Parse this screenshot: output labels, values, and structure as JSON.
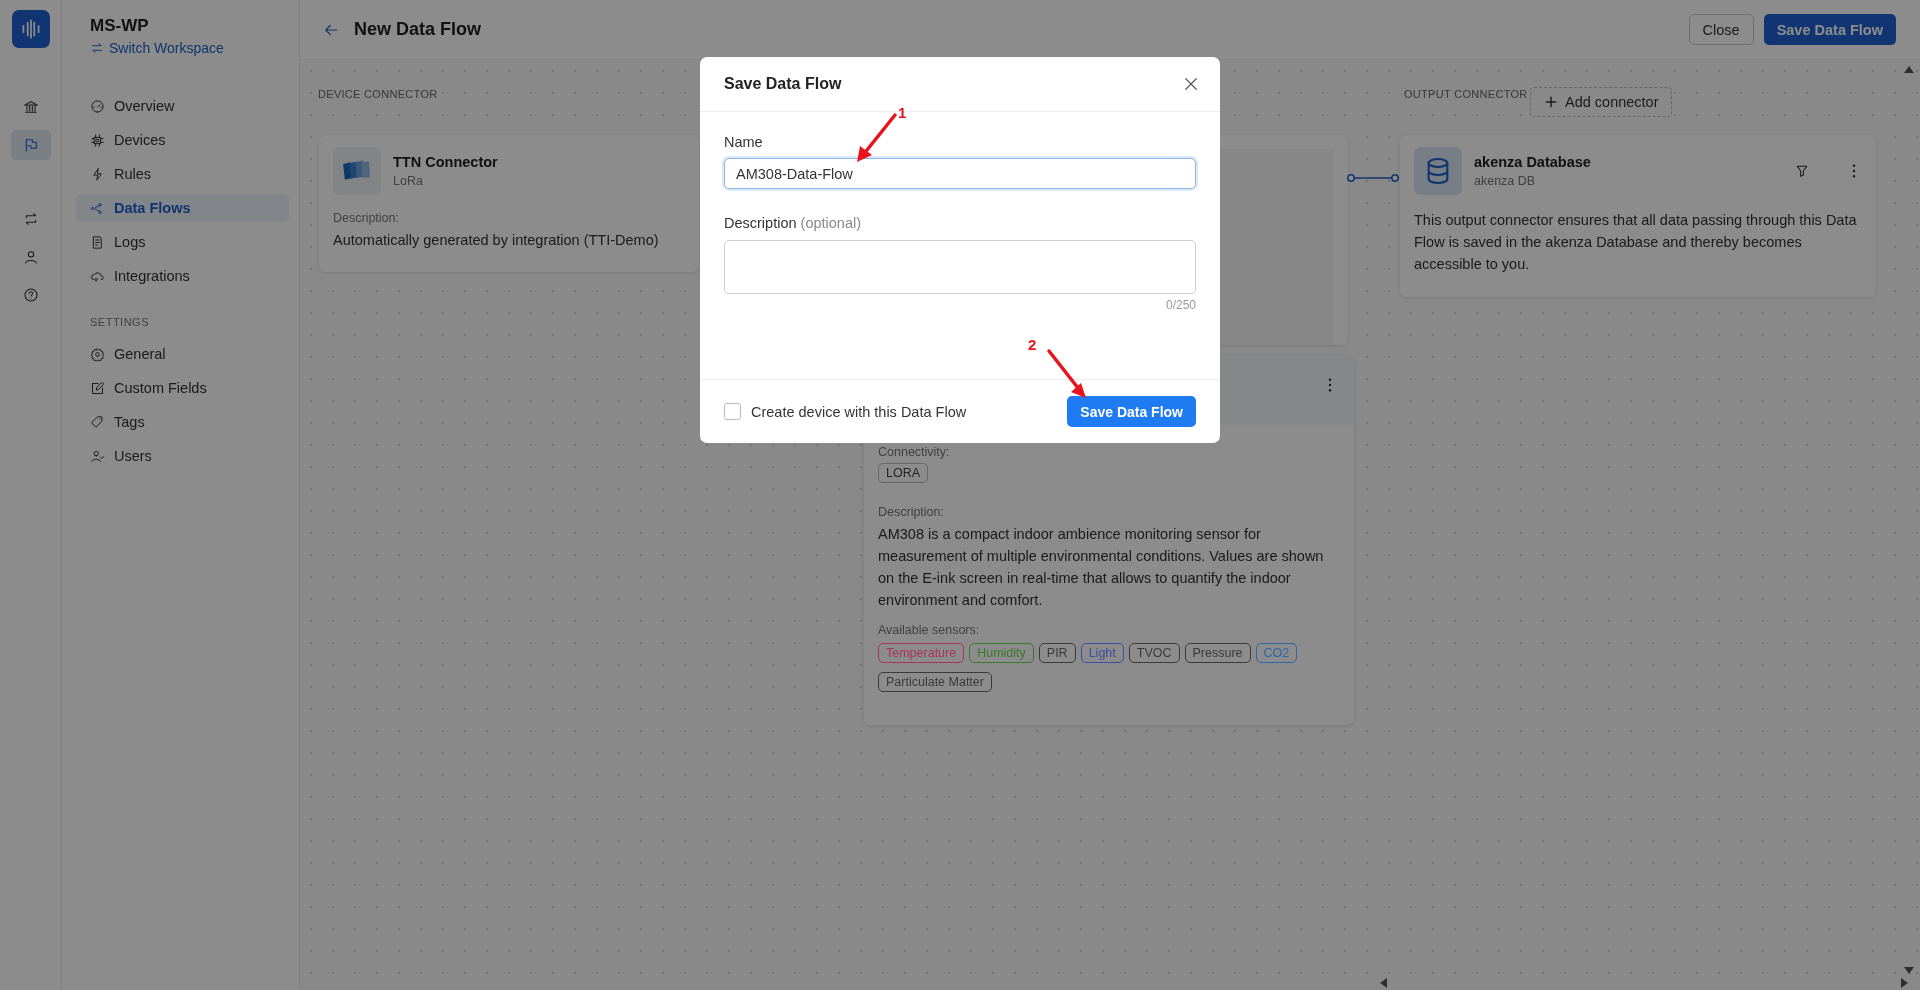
{
  "rail": {
    "items": [
      {
        "kind": "bank",
        "selected": false
      },
      {
        "kind": "flag",
        "selected": true
      },
      {
        "kind": "repeat",
        "selected": false
      },
      {
        "kind": "user",
        "selected": false
      },
      {
        "kind": "help",
        "selected": false
      }
    ]
  },
  "workspace": {
    "name": "MS-WP",
    "switch_label": "Switch Workspace"
  },
  "nav": {
    "items": [
      {
        "label": "Overview",
        "kind": "gauge",
        "selected": false
      },
      {
        "label": "Devices",
        "kind": "chip",
        "selected": false
      },
      {
        "label": "Rules",
        "kind": "bolt",
        "selected": false
      },
      {
        "label": "Data Flows",
        "kind": "share",
        "selected": true
      },
      {
        "label": "Logs",
        "kind": "log",
        "selected": false
      },
      {
        "label": "Integrations",
        "kind": "cloud",
        "selected": false
      }
    ],
    "settings_heading": "SETTINGS",
    "settings_items": [
      {
        "label": "General",
        "kind": "gear",
        "selected": false
      },
      {
        "label": "Custom Fields",
        "kind": "edit",
        "selected": false
      },
      {
        "label": "Tags",
        "kind": "tag",
        "selected": false
      },
      {
        "label": "Users",
        "kind": "users",
        "selected": false
      }
    ]
  },
  "header": {
    "title": "New Data Flow",
    "buttons": [
      {
        "label": "Close",
        "kind": "secondary"
      },
      {
        "label": "Save Data Flow",
        "kind": "primary"
      }
    ]
  },
  "canvas": {
    "device_connector": {
      "heading": "DEVICE CONNECTOR",
      "title": "TTN Connector",
      "subtitle": "LoRa",
      "description_label": "Description:",
      "description": "Automatically generated by integration (TTI-Demo)"
    },
    "device_type": {
      "connectivity_label": "Connectivity:",
      "connectivity": "LORA",
      "description_label": "Description:",
      "description": "AM308 is a compact indoor ambience monitoring sensor for measurement of multiple environmental conditions. Values are shown on the E-ink screen in real-time that allows to quantify the indoor environment and comfort.",
      "sensors_label": "Available sensors:",
      "sensors": [
        {
          "label": "Temperature",
          "color": "#a8345a"
        },
        {
          "label": "Humidity",
          "color": "#3a7a2a"
        },
        {
          "label": "PIR",
          "color": "#3a3a3a"
        },
        {
          "label": "Light",
          "color": "#3a4ea6"
        },
        {
          "label": "TVOC",
          "color": "#3a3a3a"
        },
        {
          "label": "Pressure",
          "color": "#3a3a3a"
        },
        {
          "label": "CO2",
          "color": "#2a66a8"
        },
        {
          "label": "Particulate Matter",
          "color": "#3a3a3a"
        }
      ]
    },
    "output_connector": {
      "heading": "OUTPUT CONNECTOR",
      "add_label": "Add connector",
      "title": "akenza Database",
      "subtitle": "akenza DB",
      "description": "This output connector ensures that all data passing through this Data Flow is saved in the akenza Database and thereby becomes accessible to you."
    }
  },
  "dialog": {
    "title": "Save Data Flow",
    "name_label": "Name",
    "name_value": "AM308-Data-Flow",
    "description_label": "Description",
    "optional_label": "(optional)",
    "counter": "0/250",
    "checkbox": {
      "label": "Create device with this Data Flow",
      "checked": false
    },
    "submit": "Save Data Flow"
  },
  "annotations": [
    {
      "label": "1"
    },
    {
      "label": "2"
    }
  ]
}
........
__Goal of the exercise__
Transcribe all entries above exactly. Drop the pictures.

__Exercise response__
Parse this screenshot: output labels, values, and structure as JSON.
{
  "rail": {
    "items": [
      {
        "kind": "bank",
        "selected": false
      },
      {
        "kind": "flag",
        "selected": true
      },
      {
        "kind": "repeat",
        "selected": false
      },
      {
        "kind": "user",
        "selected": false
      },
      {
        "kind": "help",
        "selected": false
      }
    ]
  },
  "workspace": {
    "name": "MS-WP",
    "switch_label": "Switch Workspace"
  },
  "nav": {
    "items": [
      {
        "label": "Overview",
        "kind": "gauge",
        "selected": false
      },
      {
        "label": "Devices",
        "kind": "chip",
        "selected": false
      },
      {
        "label": "Rules",
        "kind": "bolt",
        "selected": false
      },
      {
        "label": "Data Flows",
        "kind": "share",
        "selected": true
      },
      {
        "label": "Logs",
        "kind": "log",
        "selected": false
      },
      {
        "label": "Integrations",
        "kind": "cloud",
        "selected": false
      }
    ],
    "settings_heading": "SETTINGS",
    "settings_items": [
      {
        "label": "General",
        "kind": "gear",
        "selected": false
      },
      {
        "label": "Custom Fields",
        "kind": "edit",
        "selected": false
      },
      {
        "label": "Tags",
        "kind": "tag",
        "selected": false
      },
      {
        "label": "Users",
        "kind": "users",
        "selected": false
      }
    ]
  },
  "header": {
    "title": "New Data Flow",
    "buttons": [
      {
        "label": "Close",
        "kind": "secondary"
      },
      {
        "label": "Save Data Flow",
        "kind": "primary"
      }
    ]
  },
  "canvas": {
    "device_connector": {
      "heading": "DEVICE CONNECTOR",
      "title": "TTN Connector",
      "subtitle": "LoRa",
      "description_label": "Description:",
      "description": "Automatically generated by integration (TTI-Demo)"
    },
    "device_type": {
      "connectivity_label": "Connectivity:",
      "connectivity": "LORA",
      "description_label": "Description:",
      "description": "AM308 is a compact indoor ambience monitoring sensor for measurement of multiple environmental conditions. Values are shown on the E-ink screen in real-time that allows to quantify the indoor environment and comfort.",
      "sensors_label": "Available sensors:",
      "sensors": [
        {
          "label": "Temperature",
          "color": "#a8345a"
        },
        {
          "label": "Humidity",
          "color": "#3a7a2a"
        },
        {
          "label": "PIR",
          "color": "#3a3a3a"
        },
        {
          "label": "Light",
          "color": "#3a4ea6"
        },
        {
          "label": "TVOC",
          "color": "#3a3a3a"
        },
        {
          "label": "Pressure",
          "color": "#3a3a3a"
        },
        {
          "label": "CO2",
          "color": "#2a66a8"
        },
        {
          "label": "Particulate Matter",
          "color": "#3a3a3a"
        }
      ]
    },
    "output_connector": {
      "heading": "OUTPUT CONNECTOR",
      "add_label": "Add connector",
      "title": "akenza Database",
      "subtitle": "akenza DB",
      "description": "This output connector ensures that all data passing through this Data Flow is saved in the akenza Database and thereby becomes accessible to you."
    }
  },
  "dialog": {
    "title": "Save Data Flow",
    "name_label": "Name",
    "name_value": "AM308-Data-Flow",
    "description_label": "Description",
    "optional_label": "(optional)",
    "counter": "0/250",
    "checkbox": {
      "label": "Create device with this Data Flow",
      "checked": false
    },
    "submit": "Save Data Flow"
  },
  "annotations": [
    {
      "label": "1"
    },
    {
      "label": "2"
    }
  ]
}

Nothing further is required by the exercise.